# start of Records provided
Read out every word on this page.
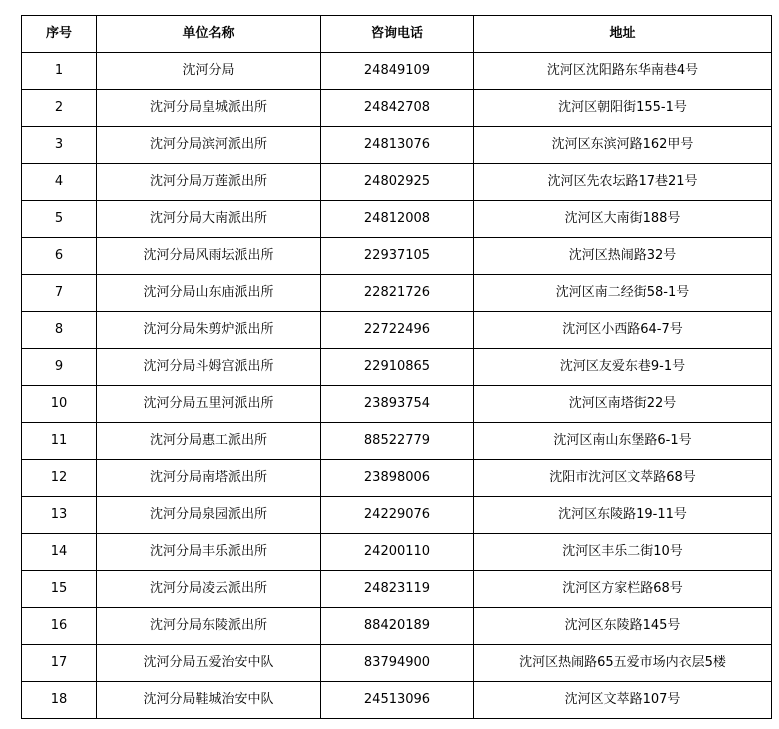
序号	单位名称	咨询电话	地址
1	沈河分局	24849109	沈河区沈阳路东华南巷4号
2	沈河分局皇城派出所	24842708	沈河区朝阳街155-1号
3	沈河分局滨河派出所	24813076	沈河区东滨河路162甲号
4	沈河分局万莲派出所	24802925	沈河区先农坛路17巷21号
5	沈河分局大南派出所	24812008	沈河区大南街188号
6	沈河分局风雨坛派出所	22937105	沈河区热闹路32号
7	沈河分局山东庙派出所	22821726	沈河区南二经街58-1号
8	沈河分局朱剪炉派出所	22722496	沈河区小西路64-7号
9	沈河分局斗姆宫派出所	22910865	沈河区友爱东巷9-1号
10	沈河分局五里河派出所	23893754	沈河区南塔街22号
11	沈河分局惠工派出所	88522779	沈河区南山东堡路6-1号
12	沈河分局南塔派出所	23898006	沈阳市沈河区文萃路68号
13	沈河分局泉园派出所	24229076	沈河区东陵路19-11号
14	沈河分局丰乐派出所	24200110	沈河区丰乐二街10号
15	沈河分局凌云派出所	24823119	沈河区方家栏路68号
16	沈河分局东陵派出所	88420189	沈河区东陵路145号
17	沈河分局五爱治安中队	83794900	沈河区热闹路65五爱市场内衣层5楼
18	沈河分局鞋城治安中队	24513096	沈河区文萃路107号
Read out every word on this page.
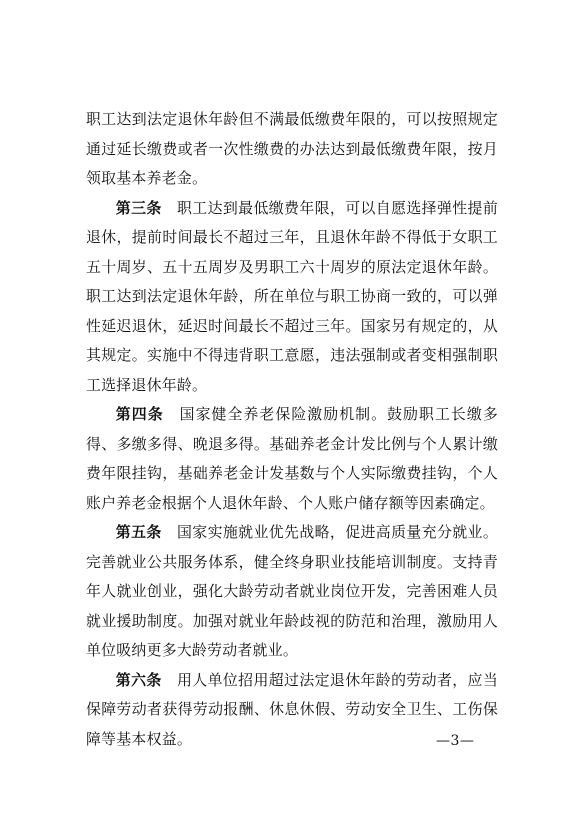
职工达到法定退休年龄但不满最低缴费年限的，可以按照规定通过延长缴费或者一次性缴费的办法达到最低缴费年限，按月领取基本养老金。

第三条　职工达到最低缴费年限，可以自愿选择弹性提前退休，提前时间最长不超过三年，且退休年龄不得低于女职工五十周岁、五十五周岁及男职工六十周岁的原法定退休年龄。职工达到法定退休年龄，所在单位与职工协商一致的，可以弹性延迟退休，延迟时间最长不超过三年。国家另有规定的，从其规定。实施中不得违背职工意愿，违法强制或者变相强制职工选择退休年龄。

第四条　国家健全养老保险激励机制。鼓励职工长缴多得、多缴多得、晚退多得。基础养老金计发比例与个人累计缴费年限挂钩，基础养老金计发基数与个人实际缴费挂钩，个人账户养老金根据个人退休年龄、个人账户储存额等因素确定。

第五条　国家实施就业优先战略，促进高质量充分就业。完善就业公共服务体系，健全终身职业技能培训制度。支持青年人就业创业，强化大龄劳动者就业岗位开发，完善困难人员就业援助制度。加强对就业年龄歧视的防范和治理，激励用人单位吸纳更多大龄劳动者就业。

第六条　用人单位招用超过法定退休年龄的劳动者，应当保障劳动者获得劳动报酬、休息休假、劳动安全卫生、工伤保障等基本权益。	—3—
# end of Records provided
=== Your objective ===
Transcribe all of the records above character for character. Exclude the pictures.

=== Exercise output ===
Read out every word on this page.
序号	单位名称	咨询电话	地址
1	沈河分局	24849109	沈河区沈阳路东华南巷4号
2	沈河分局皇城派出所	24842708	沈河区朝阳街155-1号
3	沈河分局滨河派出所	24813076	沈河区东滨河路162甲号
4	沈河分局万莲派出所	24802925	沈河区先农坛路17巷21号
5	沈河分局大南派出所	24812008	沈河区大南街188号
6	沈河分局风雨坛派出所	22937105	沈河区热闹路32号
7	沈河分局山东庙派出所	22821726	沈河区南二经街58-1号
8	沈河分局朱剪炉派出所	22722496	沈河区小西路64-7号
9	沈河分局斗姆宫派出所	22910865	沈河区友爱东巷9-1号
10	沈河分局五里河派出所	23893754	沈河区南塔街22号
11	沈河分局惠工派出所	88522779	沈河区南山东堡路6-1号
12	沈河分局南塔派出所	23898006	沈阳市沈河区文萃路68号
13	沈河分局泉园派出所	24229076	沈河区东陵路19-11号
14	沈河分局丰乐派出所	24200110	沈河区丰乐二街10号
15	沈河分局凌云派出所	24823119	沈河区方家栏路68号
16	沈河分局东陵派出所	88420189	沈河区东陵路145号
17	沈河分局五爱治安中队	83794900	沈河区热闹路65五爱市场内衣层5楼
18	沈河分局鞋城治安中队	24513096	沈河区文萃路107号
Read out every word on this page.
职工达到法定退休年龄但不满最低缴费年限的，可以按照规定通过延长缴费或者一次性缴费的办法达到最低缴费年限，按月领取基本养老金。

第三条　职工达到最低缴费年限，可以自愿选择弹性提前退休，提前时间最长不超过三年，且退休年龄不得低于女职工五十周岁、五十五周岁及男职工六十周岁的原法定退休年龄。职工达到法定退休年龄，所在单位与职工协商一致的，可以弹性延迟退休，延迟时间最长不超过三年。国家另有规定的，从其规定。实施中不得违背职工意愿，违法强制或者变相强制职工选择退休年龄。

第四条　国家健全养老保险激励机制。鼓励职工长缴多得、多缴多得、晚退多得。基础养老金计发比例与个人累计缴费年限挂钩，基础养老金计发基数与个人实际缴费挂钩，个人账户养老金根据个人退休年龄、个人账户储存额等因素确定。

第五条　国家实施就业优先战略，促进高质量充分就业。完善就业公共服务体系，健全终身职业技能培训制度。支持青年人就业创业，强化大龄劳动者就业岗位开发，完善困难人员就业援助制度。加强对就业年龄歧视的防范和治理，激励用人单位吸纳更多大龄劳动者就业。

第六条　用人单位招用超过法定退休年龄的劳动者，应当保障劳动者获得劳动报酬、休息休假、劳动安全卫生、工伤保障等基本权益。	—3—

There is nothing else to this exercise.